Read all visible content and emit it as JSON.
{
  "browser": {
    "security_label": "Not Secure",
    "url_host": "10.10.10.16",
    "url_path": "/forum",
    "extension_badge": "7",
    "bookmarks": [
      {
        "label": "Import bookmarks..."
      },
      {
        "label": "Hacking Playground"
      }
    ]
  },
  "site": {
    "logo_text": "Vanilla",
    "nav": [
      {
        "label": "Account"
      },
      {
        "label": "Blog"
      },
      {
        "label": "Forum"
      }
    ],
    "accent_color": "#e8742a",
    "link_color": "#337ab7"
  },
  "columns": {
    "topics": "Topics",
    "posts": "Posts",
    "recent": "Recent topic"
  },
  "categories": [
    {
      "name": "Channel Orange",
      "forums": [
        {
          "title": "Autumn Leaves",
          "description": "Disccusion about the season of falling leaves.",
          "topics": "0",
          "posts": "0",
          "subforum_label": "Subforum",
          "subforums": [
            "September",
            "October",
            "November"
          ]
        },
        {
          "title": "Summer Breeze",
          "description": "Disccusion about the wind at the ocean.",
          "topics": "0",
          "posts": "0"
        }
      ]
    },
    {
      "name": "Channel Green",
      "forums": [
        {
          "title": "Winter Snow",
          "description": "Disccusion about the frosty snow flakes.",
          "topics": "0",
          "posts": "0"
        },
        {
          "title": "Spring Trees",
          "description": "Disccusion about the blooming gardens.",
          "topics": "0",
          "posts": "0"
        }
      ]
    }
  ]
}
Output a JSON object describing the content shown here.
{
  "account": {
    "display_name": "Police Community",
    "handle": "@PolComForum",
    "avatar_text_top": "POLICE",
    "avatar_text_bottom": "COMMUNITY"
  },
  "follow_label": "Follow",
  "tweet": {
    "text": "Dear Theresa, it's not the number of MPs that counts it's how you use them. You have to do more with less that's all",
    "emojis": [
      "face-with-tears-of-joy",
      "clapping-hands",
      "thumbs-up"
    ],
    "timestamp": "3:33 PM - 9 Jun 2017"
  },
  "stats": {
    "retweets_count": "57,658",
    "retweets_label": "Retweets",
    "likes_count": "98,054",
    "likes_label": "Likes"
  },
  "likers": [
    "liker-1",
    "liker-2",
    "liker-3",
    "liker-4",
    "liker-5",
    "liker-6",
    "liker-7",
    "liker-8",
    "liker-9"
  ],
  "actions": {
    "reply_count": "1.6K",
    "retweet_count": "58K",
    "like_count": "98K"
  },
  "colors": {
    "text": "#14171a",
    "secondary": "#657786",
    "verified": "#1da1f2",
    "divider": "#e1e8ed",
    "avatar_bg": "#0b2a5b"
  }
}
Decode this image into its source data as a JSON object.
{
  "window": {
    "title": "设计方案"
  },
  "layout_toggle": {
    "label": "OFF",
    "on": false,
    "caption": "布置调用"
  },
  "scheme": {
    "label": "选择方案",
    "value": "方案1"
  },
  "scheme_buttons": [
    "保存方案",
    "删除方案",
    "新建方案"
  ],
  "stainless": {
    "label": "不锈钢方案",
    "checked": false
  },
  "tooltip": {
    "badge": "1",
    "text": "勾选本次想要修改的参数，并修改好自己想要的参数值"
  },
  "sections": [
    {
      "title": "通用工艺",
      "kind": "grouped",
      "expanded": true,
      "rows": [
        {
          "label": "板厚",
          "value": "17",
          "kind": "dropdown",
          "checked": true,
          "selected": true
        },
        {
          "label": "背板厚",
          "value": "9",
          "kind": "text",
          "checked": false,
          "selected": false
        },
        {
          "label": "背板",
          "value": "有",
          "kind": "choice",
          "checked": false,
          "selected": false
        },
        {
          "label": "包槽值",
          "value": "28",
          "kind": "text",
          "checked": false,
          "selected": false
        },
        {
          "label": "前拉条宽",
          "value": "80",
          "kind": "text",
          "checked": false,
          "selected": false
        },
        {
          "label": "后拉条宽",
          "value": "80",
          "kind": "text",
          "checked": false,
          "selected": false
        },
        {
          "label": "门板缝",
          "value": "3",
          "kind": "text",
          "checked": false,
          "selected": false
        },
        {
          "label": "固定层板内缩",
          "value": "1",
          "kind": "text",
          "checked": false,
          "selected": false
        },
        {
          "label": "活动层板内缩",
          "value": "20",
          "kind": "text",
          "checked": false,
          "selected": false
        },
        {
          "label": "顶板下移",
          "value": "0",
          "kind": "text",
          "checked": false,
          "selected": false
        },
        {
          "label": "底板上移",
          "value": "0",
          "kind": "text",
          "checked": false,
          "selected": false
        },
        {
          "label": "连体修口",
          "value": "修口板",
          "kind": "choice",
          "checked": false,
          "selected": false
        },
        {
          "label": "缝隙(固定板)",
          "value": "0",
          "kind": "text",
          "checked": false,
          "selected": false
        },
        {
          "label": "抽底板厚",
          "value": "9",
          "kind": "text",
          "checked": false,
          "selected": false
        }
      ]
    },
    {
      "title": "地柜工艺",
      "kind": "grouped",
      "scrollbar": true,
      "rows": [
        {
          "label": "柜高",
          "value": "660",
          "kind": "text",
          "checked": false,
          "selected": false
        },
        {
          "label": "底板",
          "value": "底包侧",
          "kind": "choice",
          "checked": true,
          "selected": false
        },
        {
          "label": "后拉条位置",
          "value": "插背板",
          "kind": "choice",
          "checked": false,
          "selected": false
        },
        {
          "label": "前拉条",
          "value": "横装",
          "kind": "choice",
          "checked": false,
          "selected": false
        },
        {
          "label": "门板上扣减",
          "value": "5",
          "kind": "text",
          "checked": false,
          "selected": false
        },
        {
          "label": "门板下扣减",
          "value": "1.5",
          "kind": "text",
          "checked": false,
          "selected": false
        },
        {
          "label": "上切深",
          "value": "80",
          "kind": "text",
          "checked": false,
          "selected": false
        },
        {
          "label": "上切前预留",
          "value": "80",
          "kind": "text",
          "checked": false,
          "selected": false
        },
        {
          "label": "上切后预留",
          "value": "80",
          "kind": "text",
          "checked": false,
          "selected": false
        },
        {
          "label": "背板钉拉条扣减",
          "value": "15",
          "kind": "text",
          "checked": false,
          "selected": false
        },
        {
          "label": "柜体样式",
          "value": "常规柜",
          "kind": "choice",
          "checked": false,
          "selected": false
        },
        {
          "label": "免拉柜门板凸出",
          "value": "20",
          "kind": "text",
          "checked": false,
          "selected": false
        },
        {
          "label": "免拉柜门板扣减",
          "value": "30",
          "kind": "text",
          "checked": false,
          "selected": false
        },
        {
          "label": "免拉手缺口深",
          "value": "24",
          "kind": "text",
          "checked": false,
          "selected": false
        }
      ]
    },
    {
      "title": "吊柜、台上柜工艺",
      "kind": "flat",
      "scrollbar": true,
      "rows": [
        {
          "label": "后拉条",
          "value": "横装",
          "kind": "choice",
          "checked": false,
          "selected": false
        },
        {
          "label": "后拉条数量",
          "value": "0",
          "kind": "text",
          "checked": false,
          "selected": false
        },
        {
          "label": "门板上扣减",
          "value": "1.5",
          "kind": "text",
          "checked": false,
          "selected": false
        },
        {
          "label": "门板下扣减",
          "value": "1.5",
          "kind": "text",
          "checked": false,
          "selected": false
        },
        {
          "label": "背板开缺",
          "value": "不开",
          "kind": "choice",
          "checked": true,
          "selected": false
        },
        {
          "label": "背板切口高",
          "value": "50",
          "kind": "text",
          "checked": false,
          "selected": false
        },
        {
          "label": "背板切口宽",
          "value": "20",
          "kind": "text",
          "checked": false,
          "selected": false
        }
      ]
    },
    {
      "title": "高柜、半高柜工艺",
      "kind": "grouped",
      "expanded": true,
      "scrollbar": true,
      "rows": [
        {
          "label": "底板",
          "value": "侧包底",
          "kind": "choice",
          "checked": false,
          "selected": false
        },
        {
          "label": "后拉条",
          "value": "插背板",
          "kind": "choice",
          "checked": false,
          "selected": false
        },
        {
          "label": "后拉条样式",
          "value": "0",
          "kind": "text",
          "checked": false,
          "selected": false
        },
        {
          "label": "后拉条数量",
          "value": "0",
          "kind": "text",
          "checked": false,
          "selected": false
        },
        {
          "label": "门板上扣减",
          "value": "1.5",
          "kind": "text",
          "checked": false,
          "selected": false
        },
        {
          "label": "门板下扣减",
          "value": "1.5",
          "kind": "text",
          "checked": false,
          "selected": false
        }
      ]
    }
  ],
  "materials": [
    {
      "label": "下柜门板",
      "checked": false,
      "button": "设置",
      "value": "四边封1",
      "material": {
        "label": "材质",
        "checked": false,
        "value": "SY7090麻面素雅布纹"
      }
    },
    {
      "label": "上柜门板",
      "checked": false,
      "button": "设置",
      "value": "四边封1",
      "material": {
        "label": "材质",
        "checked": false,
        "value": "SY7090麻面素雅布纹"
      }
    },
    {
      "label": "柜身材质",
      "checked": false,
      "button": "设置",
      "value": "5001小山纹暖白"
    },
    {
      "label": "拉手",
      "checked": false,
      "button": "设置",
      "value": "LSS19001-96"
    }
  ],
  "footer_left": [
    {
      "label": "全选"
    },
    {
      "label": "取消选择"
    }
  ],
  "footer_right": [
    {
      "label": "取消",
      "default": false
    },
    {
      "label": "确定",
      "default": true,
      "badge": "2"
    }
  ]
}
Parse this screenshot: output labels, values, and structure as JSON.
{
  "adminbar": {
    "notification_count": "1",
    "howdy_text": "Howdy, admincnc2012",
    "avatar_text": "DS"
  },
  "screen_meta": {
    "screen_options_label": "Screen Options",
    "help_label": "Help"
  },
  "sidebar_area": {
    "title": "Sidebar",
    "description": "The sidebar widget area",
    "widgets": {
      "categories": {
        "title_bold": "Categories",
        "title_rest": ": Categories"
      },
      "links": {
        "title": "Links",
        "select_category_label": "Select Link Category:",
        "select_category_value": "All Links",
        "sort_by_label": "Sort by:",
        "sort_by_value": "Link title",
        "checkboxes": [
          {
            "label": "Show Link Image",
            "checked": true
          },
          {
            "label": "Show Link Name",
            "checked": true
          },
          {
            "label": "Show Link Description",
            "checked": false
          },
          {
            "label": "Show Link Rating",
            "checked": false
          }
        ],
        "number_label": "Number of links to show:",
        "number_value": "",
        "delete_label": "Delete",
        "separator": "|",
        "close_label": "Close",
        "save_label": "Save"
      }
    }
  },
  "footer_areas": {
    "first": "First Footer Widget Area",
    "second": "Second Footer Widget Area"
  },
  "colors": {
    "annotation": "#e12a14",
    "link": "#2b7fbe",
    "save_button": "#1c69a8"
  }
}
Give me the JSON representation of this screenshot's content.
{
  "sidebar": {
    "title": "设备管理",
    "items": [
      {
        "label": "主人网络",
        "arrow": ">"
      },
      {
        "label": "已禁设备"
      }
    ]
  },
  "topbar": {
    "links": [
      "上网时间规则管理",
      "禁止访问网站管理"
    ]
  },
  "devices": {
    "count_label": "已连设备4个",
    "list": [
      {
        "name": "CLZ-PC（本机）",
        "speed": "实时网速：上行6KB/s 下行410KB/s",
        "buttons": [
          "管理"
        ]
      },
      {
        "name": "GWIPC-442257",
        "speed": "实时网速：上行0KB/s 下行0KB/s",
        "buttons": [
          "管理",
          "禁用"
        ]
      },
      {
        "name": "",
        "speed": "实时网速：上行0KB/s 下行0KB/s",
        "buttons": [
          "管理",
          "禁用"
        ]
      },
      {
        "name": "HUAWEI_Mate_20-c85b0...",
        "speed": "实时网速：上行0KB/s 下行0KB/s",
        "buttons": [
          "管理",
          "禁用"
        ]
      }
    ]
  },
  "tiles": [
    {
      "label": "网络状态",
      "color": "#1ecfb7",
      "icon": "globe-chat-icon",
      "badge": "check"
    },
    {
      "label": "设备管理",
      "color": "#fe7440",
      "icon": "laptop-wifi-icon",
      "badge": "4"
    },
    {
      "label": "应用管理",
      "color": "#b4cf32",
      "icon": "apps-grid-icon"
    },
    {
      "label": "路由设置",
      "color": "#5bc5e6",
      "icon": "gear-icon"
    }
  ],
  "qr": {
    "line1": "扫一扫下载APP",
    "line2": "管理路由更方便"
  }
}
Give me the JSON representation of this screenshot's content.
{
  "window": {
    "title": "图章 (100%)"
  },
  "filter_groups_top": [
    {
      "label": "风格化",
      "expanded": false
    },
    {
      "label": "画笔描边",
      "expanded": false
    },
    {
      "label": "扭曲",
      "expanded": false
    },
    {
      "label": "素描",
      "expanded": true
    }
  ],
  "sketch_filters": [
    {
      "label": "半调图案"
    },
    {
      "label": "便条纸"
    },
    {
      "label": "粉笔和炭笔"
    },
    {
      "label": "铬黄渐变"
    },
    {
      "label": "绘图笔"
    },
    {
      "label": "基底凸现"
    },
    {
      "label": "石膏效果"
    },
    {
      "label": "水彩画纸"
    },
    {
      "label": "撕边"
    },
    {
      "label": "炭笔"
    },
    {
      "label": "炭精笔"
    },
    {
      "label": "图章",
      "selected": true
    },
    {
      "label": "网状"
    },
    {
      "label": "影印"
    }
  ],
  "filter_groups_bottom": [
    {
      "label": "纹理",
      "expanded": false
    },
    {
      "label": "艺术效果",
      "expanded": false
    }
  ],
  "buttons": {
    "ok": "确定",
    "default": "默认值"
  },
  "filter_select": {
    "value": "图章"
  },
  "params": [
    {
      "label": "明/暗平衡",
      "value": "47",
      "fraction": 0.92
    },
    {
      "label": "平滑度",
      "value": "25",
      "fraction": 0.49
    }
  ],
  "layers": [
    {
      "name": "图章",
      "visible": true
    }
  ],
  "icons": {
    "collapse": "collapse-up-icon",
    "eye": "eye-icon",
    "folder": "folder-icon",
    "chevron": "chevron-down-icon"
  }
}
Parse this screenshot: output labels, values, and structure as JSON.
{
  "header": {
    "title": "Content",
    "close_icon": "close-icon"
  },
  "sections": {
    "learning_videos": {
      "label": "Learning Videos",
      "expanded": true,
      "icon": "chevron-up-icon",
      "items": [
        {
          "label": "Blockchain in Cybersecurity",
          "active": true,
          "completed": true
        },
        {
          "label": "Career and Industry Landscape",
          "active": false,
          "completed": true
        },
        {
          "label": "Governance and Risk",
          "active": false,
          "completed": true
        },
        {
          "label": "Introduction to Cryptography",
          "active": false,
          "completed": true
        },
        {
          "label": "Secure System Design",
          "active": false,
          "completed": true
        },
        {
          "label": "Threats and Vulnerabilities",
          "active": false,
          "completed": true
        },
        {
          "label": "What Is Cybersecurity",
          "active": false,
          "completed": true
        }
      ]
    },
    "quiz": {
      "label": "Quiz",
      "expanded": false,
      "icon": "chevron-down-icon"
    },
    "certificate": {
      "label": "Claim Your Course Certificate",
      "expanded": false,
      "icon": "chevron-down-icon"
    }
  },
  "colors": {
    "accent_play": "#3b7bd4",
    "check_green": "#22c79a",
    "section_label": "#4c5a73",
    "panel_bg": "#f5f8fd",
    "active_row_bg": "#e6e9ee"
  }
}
━━━
## Challenge
Single out each line of the records above with the string "Cybersecurity" in it, and copy it.

## The answer
          "label": "Blockchain in Cybersecurity",
          "label": "What Is Cybersecurity",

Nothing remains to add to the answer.